══ Supplied data

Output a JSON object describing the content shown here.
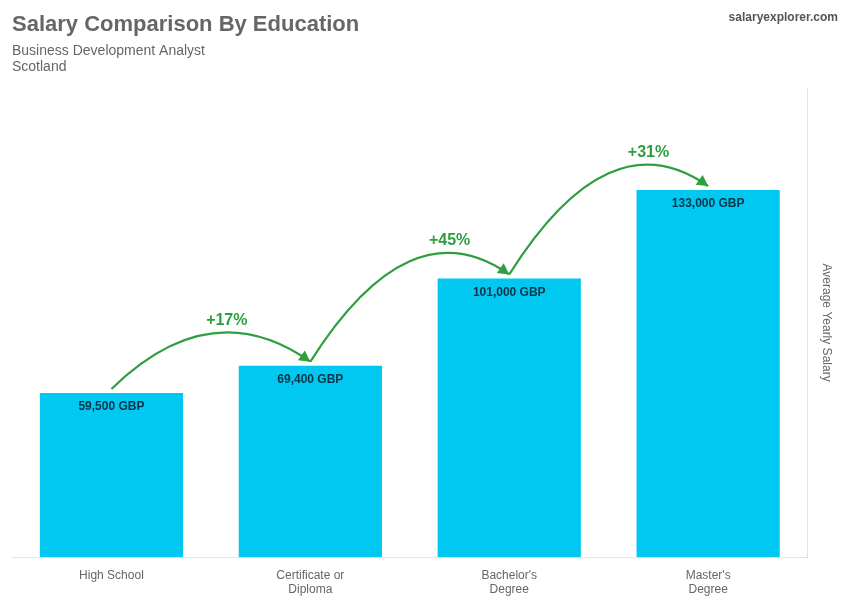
{
  "chart_data": {
    "type": "bar",
    "title": "Salary Comparison By Education",
    "subtitle": [
      "Business Development Analyst",
      "Scotland"
    ],
    "ylabel": "Average Yearly Salary",
    "categories": [
      "High School",
      "Certificate or\nDiploma",
      "Bachelor's\nDegree",
      "Master's\nDegree"
    ],
    "values": [
      59500,
      69400,
      101000,
      133000
    ],
    "value_labels": [
      "59,500 GBP",
      "69,400 GBP",
      "101,000 GBP",
      "133,000 GBP"
    ],
    "data_labels": true,
    "annotations": [
      "+17%",
      "+45%",
      "+31%",
      "salaryexplorer.com"
    ],
    "color": "#00c8f0",
    "ylim": [
      0,
      170000
    ],
    "grid": false,
    "tick_labels": "x"
  }
}
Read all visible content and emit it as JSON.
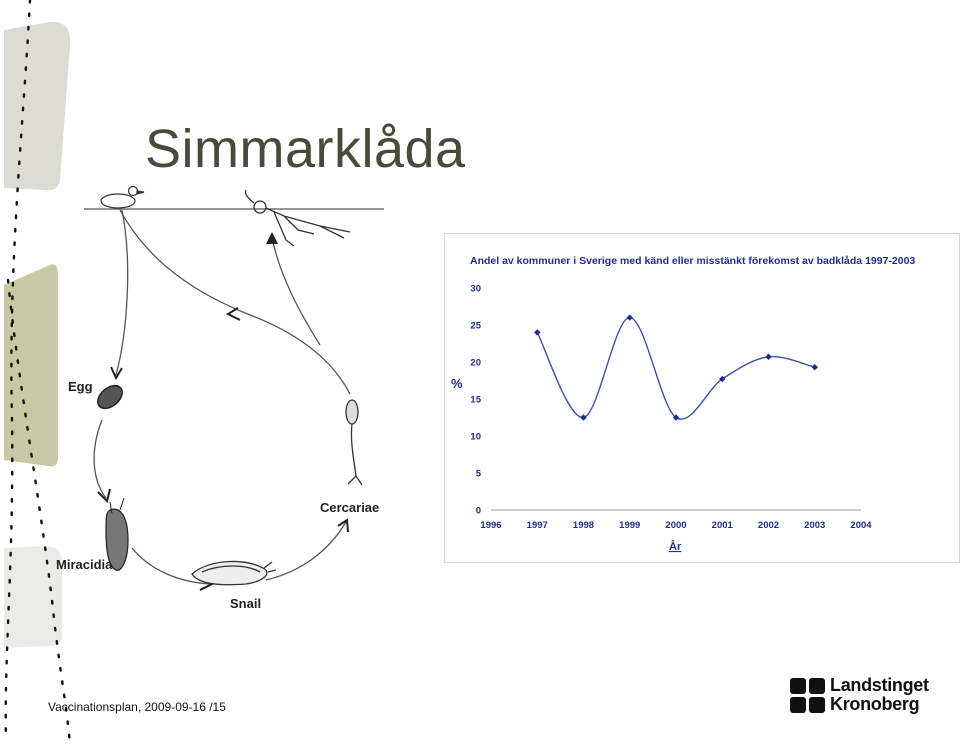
{
  "slide": {
    "title": "Simmarklåda",
    "footer": "Vaccinationsplan, 2009-09-16 /15"
  },
  "diagram": {
    "labels": {
      "egg": "Egg",
      "miracidia": "Miracidia",
      "snail": "Snail",
      "cercariae": "Cercariae"
    }
  },
  "logo": {
    "line1": "Landstinget",
    "line2": "Kronoberg"
  },
  "colors": {
    "title": "#4a4a3a",
    "series": "#3a4fb0",
    "marker": "#1f2e8c",
    "chart_title": "#1f2e8c",
    "side_panel": "#c9c8a5"
  },
  "chart_data": {
    "type": "line",
    "title": "Andel av kommuner i Sverige med känd eller misstänkt förekomst av badklåda 1997-2003",
    "xlabel": "År",
    "ylabel": "%",
    "x_ticks": [
      "1996",
      "1997",
      "1998",
      "1999",
      "2000",
      "2001",
      "2002",
      "2003",
      "2004"
    ],
    "y_ticks": [
      "0",
      "5",
      "10",
      "15",
      "20",
      "25",
      "30"
    ],
    "xlim": [
      1996,
      2004
    ],
    "ylim": [
      0,
      30
    ],
    "x": [
      1997,
      1998,
      1999,
      2000,
      2001,
      2002,
      2003
    ],
    "values": [
      24,
      12.5,
      26,
      12.5,
      17.7,
      20.7,
      19.3
    ],
    "grid": false,
    "smooth": true
  }
}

════

→ Problem: Using the data above, write out every line exactly, leaving the images behind.

→ The reply:
Output a JSON object describing the content shown here.
{
  "chart_data": {
    "type": "bar",
    "title": "Salary Comparison By Education",
    "subtitle": [
      "Business Development Analyst",
      "Scotland"
    ],
    "ylabel": "Average Yearly Salary",
    "categories": [
      "High School",
      "Certificate or\nDiploma",
      "Bachelor's\nDegree",
      "Master's\nDegree"
    ],
    "values": [
      59500,
      69400,
      101000,
      133000
    ],
    "value_labels": [
      "59,500 GBP",
      "69,400 GBP",
      "101,000 GBP",
      "133,000 GBP"
    ],
    "data_labels": true,
    "annotations": [
      "+17%",
      "+45%",
      "+31%",
      "salaryexplorer.com"
    ],
    "color": "#00c8f0",
    "ylim": [
      0,
      170000
    ],
    "grid": false,
    "tick_labels": "x"
  }
}
Read all visible content and emit it as JSON.
{
  "slide": {
    "title": "Simmarklåda",
    "footer": "Vaccinationsplan, 2009-09-16 /15"
  },
  "diagram": {
    "labels": {
      "egg": "Egg",
      "miracidia": "Miracidia",
      "snail": "Snail",
      "cercariae": "Cercariae"
    }
  },
  "logo": {
    "line1": "Landstinget",
    "line2": "Kronoberg"
  },
  "colors": {
    "title": "#4a4a3a",
    "series": "#3a4fb0",
    "marker": "#1f2e8c",
    "chart_title": "#1f2e8c",
    "side_panel": "#c9c8a5"
  },
  "chart_data": {
    "type": "line",
    "title": "Andel av kommuner i Sverige med känd eller misstänkt förekomst av badklåda 1997-2003",
    "xlabel": "År",
    "ylabel": "%",
    "x_ticks": [
      "1996",
      "1997",
      "1998",
      "1999",
      "2000",
      "2001",
      "2002",
      "2003",
      "2004"
    ],
    "y_ticks": [
      "0",
      "5",
      "10",
      "15",
      "20",
      "25",
      "30"
    ],
    "xlim": [
      1996,
      2004
    ],
    "ylim": [
      0,
      30
    ],
    "x": [
      1997,
      1998,
      1999,
      2000,
      2001,
      2002,
      2003
    ],
    "values": [
      24,
      12.5,
      26,
      12.5,
      17.7,
      20.7,
      19.3
    ],
    "grid": false,
    "smooth": true
  }
}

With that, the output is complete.